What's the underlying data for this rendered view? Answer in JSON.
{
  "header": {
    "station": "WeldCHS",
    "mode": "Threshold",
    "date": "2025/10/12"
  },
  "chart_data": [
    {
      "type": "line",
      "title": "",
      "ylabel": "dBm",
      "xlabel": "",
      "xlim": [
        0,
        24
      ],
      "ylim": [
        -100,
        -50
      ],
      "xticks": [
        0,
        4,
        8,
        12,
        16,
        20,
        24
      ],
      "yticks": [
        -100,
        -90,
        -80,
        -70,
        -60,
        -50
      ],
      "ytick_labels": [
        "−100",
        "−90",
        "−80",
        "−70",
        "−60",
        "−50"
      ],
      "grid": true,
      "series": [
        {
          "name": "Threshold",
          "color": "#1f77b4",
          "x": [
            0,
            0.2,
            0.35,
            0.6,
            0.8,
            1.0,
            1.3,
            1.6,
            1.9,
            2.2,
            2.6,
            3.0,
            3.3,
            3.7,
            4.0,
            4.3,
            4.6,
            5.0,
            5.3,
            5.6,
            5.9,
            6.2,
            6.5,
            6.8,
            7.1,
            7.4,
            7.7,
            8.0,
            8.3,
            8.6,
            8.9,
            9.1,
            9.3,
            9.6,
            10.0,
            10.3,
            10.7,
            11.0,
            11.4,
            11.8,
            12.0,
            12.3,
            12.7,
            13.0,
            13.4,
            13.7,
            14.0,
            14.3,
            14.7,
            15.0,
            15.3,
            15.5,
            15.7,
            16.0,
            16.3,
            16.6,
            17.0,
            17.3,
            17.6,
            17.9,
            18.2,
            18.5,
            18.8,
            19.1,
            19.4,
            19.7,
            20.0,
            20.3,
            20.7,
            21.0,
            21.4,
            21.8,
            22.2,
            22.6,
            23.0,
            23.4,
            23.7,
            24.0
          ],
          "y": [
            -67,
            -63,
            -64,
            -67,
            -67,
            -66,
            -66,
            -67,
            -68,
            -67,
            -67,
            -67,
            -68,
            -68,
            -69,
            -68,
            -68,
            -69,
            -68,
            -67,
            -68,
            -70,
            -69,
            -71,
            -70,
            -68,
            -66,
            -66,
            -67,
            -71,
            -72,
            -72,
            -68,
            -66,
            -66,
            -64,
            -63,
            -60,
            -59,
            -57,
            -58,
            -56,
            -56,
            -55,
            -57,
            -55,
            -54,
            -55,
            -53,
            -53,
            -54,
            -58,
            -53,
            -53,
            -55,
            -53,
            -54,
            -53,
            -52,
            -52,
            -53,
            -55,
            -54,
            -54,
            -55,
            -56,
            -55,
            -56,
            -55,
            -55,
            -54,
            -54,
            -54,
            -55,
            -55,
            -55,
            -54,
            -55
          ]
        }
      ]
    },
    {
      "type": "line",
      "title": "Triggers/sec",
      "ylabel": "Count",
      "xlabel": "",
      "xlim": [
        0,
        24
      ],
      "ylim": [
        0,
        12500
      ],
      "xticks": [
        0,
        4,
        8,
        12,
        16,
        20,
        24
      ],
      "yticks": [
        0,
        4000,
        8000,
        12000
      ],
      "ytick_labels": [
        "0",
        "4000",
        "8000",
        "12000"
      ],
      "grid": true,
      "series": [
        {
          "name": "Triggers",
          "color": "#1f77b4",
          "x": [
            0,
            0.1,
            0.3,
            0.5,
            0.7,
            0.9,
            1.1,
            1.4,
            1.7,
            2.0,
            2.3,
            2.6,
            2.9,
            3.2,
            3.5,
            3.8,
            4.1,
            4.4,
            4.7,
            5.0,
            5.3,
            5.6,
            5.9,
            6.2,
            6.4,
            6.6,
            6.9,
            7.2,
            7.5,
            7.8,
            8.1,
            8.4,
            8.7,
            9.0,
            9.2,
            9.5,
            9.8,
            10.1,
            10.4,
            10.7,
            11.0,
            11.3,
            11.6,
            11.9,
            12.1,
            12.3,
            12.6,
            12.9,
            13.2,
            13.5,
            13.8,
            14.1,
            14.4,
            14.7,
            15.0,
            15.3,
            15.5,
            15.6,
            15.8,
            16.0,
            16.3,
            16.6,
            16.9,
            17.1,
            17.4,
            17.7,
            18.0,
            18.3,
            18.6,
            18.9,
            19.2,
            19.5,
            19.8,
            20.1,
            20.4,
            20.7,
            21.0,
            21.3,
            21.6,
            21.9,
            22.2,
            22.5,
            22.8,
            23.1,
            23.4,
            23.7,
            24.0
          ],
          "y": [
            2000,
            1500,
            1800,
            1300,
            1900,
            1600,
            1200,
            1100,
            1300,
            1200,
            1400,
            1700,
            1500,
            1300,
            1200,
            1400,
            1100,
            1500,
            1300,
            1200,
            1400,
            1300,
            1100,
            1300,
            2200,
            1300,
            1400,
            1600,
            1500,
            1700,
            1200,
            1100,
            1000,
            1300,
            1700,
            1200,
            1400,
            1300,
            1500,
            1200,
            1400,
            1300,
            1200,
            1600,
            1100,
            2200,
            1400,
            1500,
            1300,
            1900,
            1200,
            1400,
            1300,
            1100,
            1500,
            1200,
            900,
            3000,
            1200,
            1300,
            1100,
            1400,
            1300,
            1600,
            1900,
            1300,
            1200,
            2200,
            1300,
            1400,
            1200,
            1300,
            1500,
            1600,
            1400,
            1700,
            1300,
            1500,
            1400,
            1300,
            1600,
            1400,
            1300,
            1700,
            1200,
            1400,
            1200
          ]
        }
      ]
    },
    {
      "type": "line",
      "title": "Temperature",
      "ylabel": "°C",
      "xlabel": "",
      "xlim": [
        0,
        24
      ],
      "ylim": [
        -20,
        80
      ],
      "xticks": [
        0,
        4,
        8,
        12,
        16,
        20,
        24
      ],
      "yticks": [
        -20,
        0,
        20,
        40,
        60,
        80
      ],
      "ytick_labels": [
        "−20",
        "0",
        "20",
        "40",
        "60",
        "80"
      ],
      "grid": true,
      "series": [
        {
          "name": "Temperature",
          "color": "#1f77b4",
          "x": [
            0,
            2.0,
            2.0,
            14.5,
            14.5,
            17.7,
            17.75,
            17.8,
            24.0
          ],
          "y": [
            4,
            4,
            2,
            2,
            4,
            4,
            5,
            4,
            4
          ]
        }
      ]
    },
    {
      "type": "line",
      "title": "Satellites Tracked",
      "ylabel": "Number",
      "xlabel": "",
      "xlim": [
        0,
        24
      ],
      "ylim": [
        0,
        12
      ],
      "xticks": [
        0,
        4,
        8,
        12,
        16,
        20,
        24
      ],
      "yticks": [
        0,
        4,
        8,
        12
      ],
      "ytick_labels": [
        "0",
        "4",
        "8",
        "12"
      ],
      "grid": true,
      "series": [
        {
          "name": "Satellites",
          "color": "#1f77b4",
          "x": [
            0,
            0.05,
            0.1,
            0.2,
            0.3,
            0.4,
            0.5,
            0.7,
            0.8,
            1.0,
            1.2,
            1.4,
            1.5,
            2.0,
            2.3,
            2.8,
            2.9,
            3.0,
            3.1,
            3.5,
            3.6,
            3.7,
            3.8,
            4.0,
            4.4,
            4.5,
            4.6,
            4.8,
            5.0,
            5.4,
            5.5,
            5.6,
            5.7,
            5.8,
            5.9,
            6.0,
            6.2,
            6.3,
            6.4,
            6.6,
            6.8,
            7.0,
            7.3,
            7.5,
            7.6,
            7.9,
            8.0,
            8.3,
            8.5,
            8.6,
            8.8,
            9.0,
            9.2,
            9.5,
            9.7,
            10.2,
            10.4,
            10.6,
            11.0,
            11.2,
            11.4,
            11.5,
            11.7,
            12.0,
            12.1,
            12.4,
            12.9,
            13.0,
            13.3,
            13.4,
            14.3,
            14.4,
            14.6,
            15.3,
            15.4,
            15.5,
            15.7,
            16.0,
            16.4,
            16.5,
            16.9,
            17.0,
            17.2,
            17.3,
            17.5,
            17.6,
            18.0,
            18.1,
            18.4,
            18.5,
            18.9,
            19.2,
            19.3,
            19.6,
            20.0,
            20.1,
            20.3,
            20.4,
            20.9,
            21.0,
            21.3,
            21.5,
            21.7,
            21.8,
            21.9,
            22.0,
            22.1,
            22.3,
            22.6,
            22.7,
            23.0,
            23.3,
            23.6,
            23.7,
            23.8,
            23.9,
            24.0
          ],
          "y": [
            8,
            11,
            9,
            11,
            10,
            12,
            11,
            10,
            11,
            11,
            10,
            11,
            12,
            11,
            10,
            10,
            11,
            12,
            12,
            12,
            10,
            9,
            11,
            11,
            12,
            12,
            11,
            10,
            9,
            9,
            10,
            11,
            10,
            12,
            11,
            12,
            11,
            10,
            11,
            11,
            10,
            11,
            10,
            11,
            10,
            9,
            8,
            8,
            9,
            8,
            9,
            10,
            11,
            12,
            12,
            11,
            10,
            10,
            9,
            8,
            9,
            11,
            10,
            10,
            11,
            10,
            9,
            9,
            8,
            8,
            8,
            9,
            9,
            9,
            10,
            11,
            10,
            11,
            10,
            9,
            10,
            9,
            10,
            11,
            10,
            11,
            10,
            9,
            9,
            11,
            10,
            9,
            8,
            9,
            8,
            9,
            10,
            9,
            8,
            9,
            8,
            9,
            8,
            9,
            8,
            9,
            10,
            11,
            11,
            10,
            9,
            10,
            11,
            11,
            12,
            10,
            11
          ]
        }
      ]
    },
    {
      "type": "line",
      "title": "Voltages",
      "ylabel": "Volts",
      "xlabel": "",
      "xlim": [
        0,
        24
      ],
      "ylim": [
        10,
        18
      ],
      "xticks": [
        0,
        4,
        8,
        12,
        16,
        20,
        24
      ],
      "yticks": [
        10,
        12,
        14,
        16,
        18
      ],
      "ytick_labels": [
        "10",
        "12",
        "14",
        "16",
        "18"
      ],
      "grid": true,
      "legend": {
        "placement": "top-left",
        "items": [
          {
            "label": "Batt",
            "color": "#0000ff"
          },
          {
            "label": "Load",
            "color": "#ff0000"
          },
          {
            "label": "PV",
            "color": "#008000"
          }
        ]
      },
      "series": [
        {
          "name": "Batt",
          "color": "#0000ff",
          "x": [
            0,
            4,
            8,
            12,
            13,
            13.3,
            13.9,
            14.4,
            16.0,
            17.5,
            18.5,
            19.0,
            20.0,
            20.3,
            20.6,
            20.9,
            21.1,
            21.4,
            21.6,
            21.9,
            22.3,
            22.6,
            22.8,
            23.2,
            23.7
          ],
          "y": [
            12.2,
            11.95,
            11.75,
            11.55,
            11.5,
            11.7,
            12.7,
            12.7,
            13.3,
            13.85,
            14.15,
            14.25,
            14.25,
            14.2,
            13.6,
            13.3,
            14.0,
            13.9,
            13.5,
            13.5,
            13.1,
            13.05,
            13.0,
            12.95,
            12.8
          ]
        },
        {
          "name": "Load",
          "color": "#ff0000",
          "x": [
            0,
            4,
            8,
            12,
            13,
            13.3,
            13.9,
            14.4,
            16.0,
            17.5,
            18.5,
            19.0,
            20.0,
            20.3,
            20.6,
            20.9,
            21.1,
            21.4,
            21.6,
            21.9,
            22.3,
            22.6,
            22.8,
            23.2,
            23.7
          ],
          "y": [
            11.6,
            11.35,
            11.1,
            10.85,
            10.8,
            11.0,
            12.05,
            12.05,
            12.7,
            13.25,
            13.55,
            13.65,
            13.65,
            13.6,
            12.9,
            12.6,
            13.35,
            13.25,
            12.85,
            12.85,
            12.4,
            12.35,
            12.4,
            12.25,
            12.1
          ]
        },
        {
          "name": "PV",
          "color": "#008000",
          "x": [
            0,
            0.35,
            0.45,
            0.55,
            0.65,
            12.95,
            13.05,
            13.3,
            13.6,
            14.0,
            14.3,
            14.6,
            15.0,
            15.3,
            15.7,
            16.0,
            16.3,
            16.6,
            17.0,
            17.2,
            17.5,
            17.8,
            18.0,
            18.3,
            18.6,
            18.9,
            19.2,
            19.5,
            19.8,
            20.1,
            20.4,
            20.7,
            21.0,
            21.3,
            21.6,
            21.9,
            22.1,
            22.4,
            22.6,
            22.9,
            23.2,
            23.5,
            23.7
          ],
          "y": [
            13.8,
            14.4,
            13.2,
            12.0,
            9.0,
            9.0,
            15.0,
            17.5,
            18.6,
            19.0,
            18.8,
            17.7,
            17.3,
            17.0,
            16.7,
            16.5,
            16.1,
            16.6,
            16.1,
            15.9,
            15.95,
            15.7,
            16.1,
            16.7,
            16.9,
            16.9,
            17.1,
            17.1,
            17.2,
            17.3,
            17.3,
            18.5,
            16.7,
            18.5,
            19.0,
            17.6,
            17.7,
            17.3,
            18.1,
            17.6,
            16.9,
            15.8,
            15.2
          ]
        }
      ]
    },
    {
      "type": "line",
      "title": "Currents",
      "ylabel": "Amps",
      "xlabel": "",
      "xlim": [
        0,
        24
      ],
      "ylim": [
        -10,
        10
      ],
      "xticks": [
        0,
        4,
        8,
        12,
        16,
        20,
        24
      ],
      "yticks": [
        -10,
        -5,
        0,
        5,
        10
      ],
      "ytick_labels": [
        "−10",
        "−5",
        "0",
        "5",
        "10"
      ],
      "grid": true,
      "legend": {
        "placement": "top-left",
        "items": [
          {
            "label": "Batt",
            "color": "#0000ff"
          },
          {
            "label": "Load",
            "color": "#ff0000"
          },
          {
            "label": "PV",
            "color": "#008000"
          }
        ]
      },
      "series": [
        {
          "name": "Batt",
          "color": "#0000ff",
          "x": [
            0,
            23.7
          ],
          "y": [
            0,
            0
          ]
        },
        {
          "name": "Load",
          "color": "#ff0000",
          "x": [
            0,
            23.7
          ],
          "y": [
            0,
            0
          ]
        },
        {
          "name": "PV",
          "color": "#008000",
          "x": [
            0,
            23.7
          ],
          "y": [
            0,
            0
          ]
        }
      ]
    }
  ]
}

......

= TASK STATEMENT =
Look through the entries and find each line that has the string "ylabel". Copy those lines.

= PROBLEM SOLUTION =
      "ylabel": "dBm",
      "ylabel": "Count",
      "ylabel": "°C",
      "ylabel": "Number",
      "ylabel": "Volts",
      "ylabel": "Amps",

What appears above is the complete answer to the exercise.